_Task instructions:_
Which lines hold the word "radial"? Show each of them.

_Items:_
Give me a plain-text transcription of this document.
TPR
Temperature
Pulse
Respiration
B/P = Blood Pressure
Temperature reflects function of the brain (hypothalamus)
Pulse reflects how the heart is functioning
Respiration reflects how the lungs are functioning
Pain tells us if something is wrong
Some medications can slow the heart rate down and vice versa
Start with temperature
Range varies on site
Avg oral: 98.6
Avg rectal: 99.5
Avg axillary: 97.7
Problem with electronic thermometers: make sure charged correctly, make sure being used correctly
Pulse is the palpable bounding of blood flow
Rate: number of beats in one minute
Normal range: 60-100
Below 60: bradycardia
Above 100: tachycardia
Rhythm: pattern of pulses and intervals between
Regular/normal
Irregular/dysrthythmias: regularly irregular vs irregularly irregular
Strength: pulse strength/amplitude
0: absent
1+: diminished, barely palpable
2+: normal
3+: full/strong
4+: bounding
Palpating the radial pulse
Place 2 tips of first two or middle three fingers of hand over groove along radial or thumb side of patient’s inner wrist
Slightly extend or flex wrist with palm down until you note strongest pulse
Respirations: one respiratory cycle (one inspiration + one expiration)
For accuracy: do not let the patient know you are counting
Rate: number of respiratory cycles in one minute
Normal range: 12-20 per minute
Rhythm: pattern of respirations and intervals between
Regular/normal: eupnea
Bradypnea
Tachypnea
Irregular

_Reply:_
Palpating the radial pulse
Place 2 tips of first two or middle three fingers of hand over groove along radial or thumb side of patient’s inner wrist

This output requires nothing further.